• [TASK INPUT]:
╔══

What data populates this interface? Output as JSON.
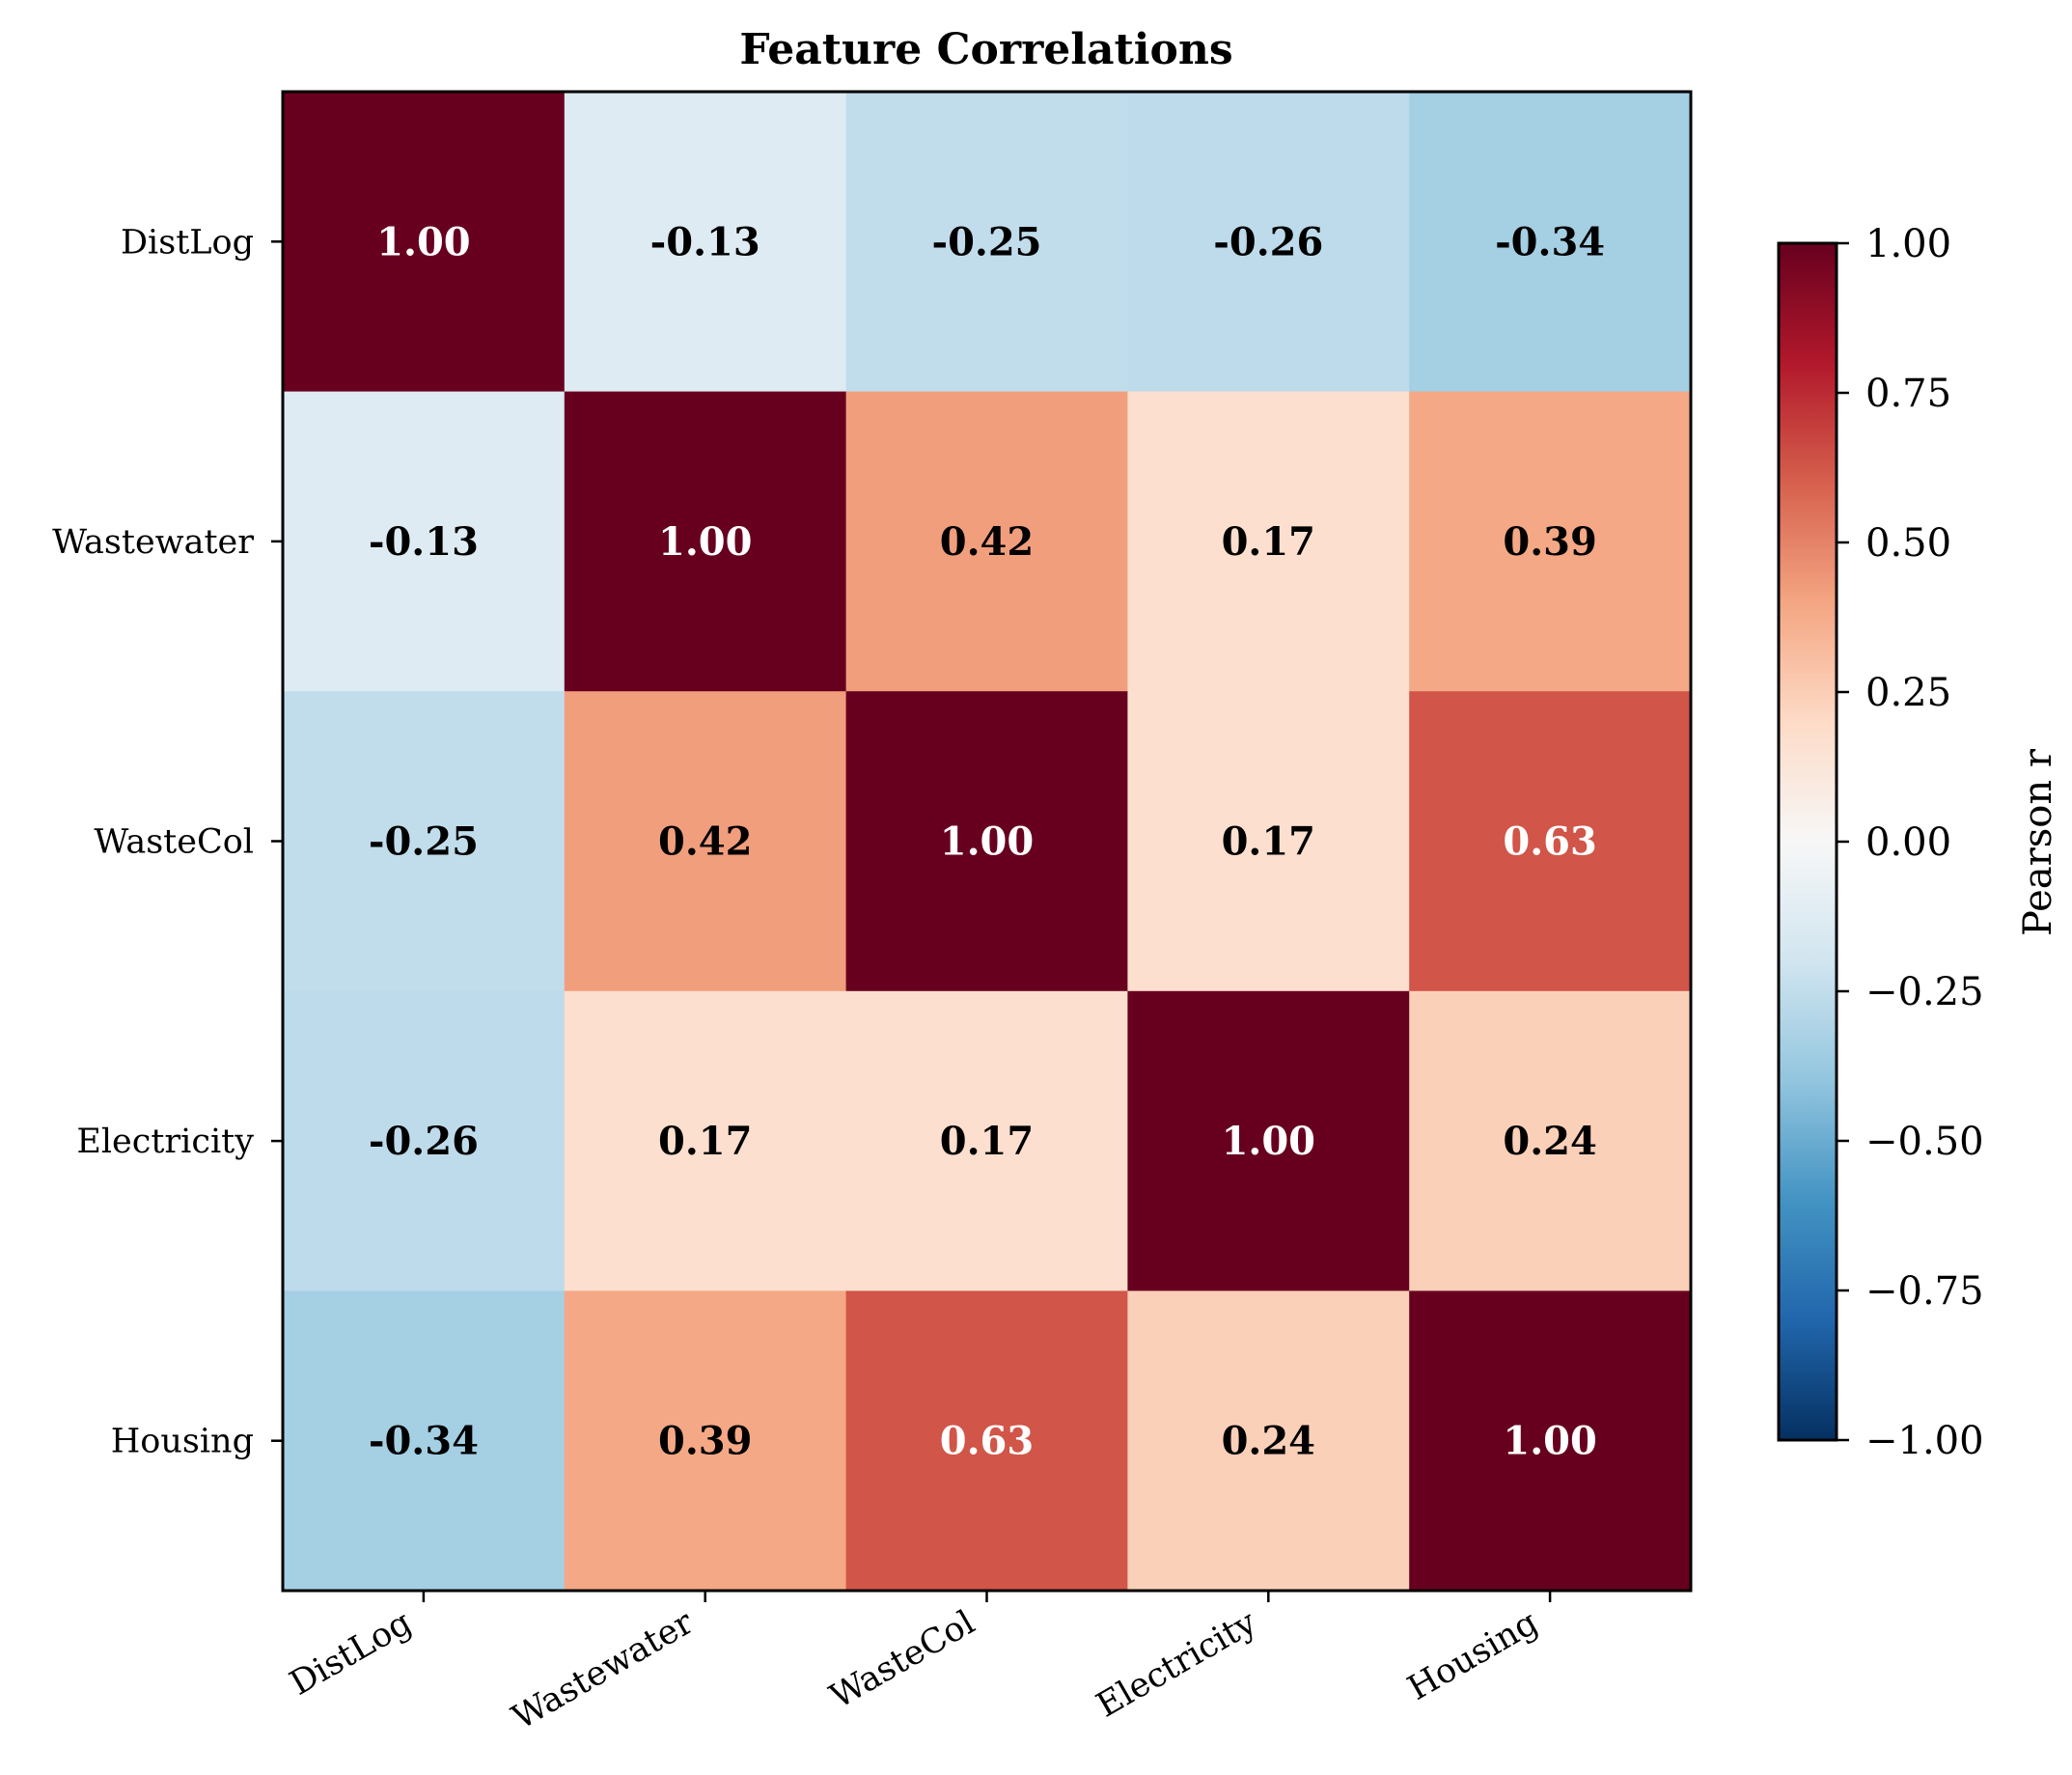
{
  "chart_data": {
    "type": "heatmap",
    "title": "Feature Correlations",
    "row_labels": [
      "DistLog",
      "Wastewater",
      "WasteCol",
      "Electricity",
      "Housing"
    ],
    "col_labels": [
      "DistLog",
      "Wastewater",
      "WasteCol",
      "Electricity",
      "Housing"
    ],
    "values": [
      [
        1.0,
        -0.13,
        -0.25,
        -0.26,
        -0.34
      ],
      [
        -0.13,
        1.0,
        0.42,
        0.17,
        0.39
      ],
      [
        -0.25,
        0.42,
        1.0,
        0.17,
        0.63
      ],
      [
        -0.26,
        0.17,
        0.17,
        1.0,
        0.24
      ],
      [
        -0.34,
        0.39,
        0.63,
        0.24,
        1.0
      ]
    ],
    "colormap": "RdBu_r",
    "vmin": -1.0,
    "vmax": 1.0,
    "colorbar": {
      "label": "Pearson r",
      "ticks": [
        1.0,
        0.75,
        0.5,
        0.25,
        0.0,
        -0.25,
        -0.5,
        -0.75,
        -1.0
      ],
      "tick_labels": [
        "1.00",
        "0.75",
        "0.50",
        "0.25",
        "0.00",
        "−0.25",
        "−0.50",
        "−0.75",
        "−1.00"
      ]
    }
  }
}
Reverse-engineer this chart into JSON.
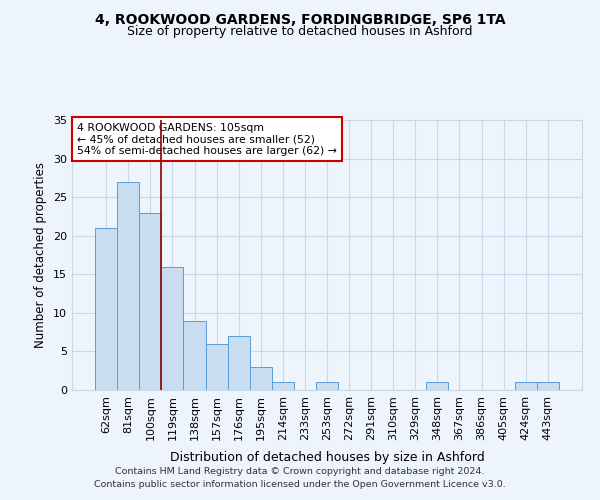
{
  "title1": "4, ROOKWOOD GARDENS, FORDINGBRIDGE, SP6 1TA",
  "title2": "Size of property relative to detached houses in Ashford",
  "xlabel": "Distribution of detached houses by size in Ashford",
  "ylabel": "Number of detached properties",
  "categories": [
    "62sqm",
    "81sqm",
    "100sqm",
    "119sqm",
    "138sqm",
    "157sqm",
    "176sqm",
    "195sqm",
    "214sqm",
    "233sqm",
    "253sqm",
    "272sqm",
    "291sqm",
    "310sqm",
    "329sqm",
    "348sqm",
    "367sqm",
    "386sqm",
    "405sqm",
    "424sqm",
    "443sqm"
  ],
  "values": [
    21,
    27,
    23,
    16,
    9,
    6,
    7,
    3,
    1,
    0,
    1,
    0,
    0,
    0,
    0,
    1,
    0,
    0,
    0,
    1,
    1
  ],
  "bar_color": "#c9ddf0",
  "bar_edge_color": "#5b9bd5",
  "red_line_x": 2.5,
  "annotation_line1": "4 ROOKWOOD GARDENS: 105sqm",
  "annotation_line2": "← 45% of detached houses are smaller (52)",
  "annotation_line3": "54% of semi-detached houses are larger (62) →",
  "annotation_box_color": "#ffffff",
  "annotation_box_edge": "#cc0000",
  "ylim": [
    0,
    35
  ],
  "yticks": [
    0,
    5,
    10,
    15,
    20,
    25,
    30,
    35
  ],
  "footer1": "Contains HM Land Registry data © Crown copyright and database right 2024.",
  "footer2": "Contains public sector information licensed under the Open Government Licence v3.0.",
  "bg_color": "#eef4fb",
  "grid_color": "#c8d8e8",
  "title1_fontsize": 10,
  "title2_fontsize": 9
}
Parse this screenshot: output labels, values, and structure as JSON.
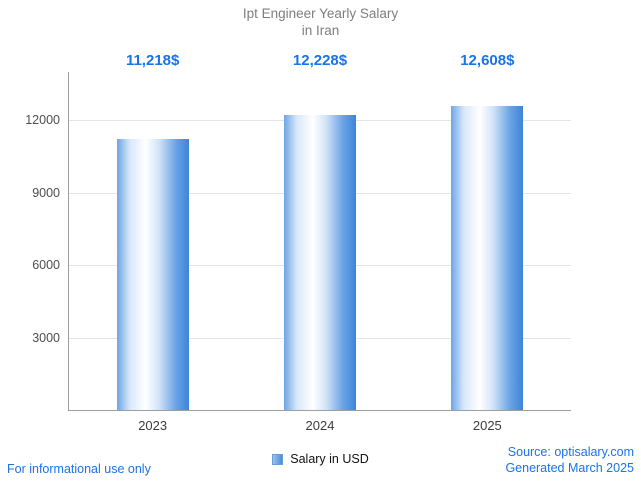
{
  "title": {
    "line1": "Ipt Engineer Yearly Salary",
    "line2": "in Iran"
  },
  "chart_data": {
    "type": "bar",
    "title": "Ipt Engineer Yearly Salary in Iran",
    "categories": [
      "2023",
      "2024",
      "2025"
    ],
    "values": [
      11218,
      12228,
      12608
    ],
    "value_labels": [
      "11,218$",
      "12,228$",
      "12,608$"
    ],
    "xlabel": "",
    "ylabel": "",
    "ylim": [
      0,
      14000
    ],
    "yticks": [
      3000,
      6000,
      9000,
      12000
    ],
    "grid": true,
    "legend_position": "bottom",
    "series_name": "Salary in USD"
  },
  "legend": {
    "label": "Salary in USD"
  },
  "footer": {
    "disclaimer": "For informational use only",
    "source": "Source: optisalary.com",
    "generated": "Generated March 2025"
  },
  "colors": {
    "accent_text": "#1a73e8",
    "title_text": "#7e7e7e",
    "bar_edge_blue": "#3c84d8",
    "bar_mid_white": "#ffffff",
    "gridline": "#e4e4e4"
  }
}
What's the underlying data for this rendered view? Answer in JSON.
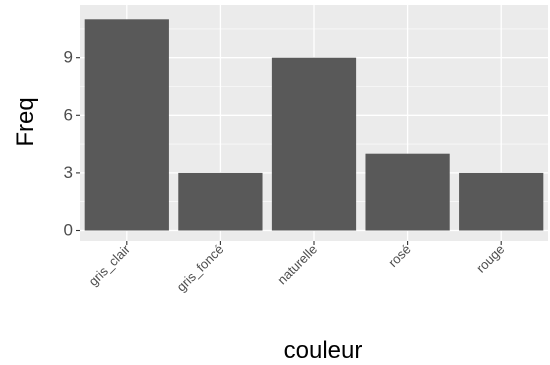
{
  "chart_data": {
    "type": "bar",
    "categories": [
      "gris_clair",
      "gris_foncé",
      "naturelle",
      "rosé",
      "rouge"
    ],
    "values": [
      11,
      3,
      9,
      4,
      3
    ],
    "xlabel": "couleur",
    "ylabel": "Freq",
    "ylim": [
      0,
      11
    ],
    "yticks": [
      0,
      3,
      6,
      9
    ],
    "grid": true,
    "colors": {
      "panel": "#ebebeb",
      "grid": "#ffffff",
      "bar": "#595959",
      "tick_text": "#4d4d4d",
      "title_text": "#000000",
      "tick_mark": "#333333"
    }
  }
}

╚══

• [PROBLEM STATEMENT]: Scan the records above for the string "this", then select every line that holds it.

• [REPLY TO THE EXERCISE]:
What data populates this interface? Output as JSON.
Reverse-engineer this chart into JSON.
Parse this screenshot: output labels, values, and structure as JSON.
What's the underlying data for this rendered view? Answer in JSON.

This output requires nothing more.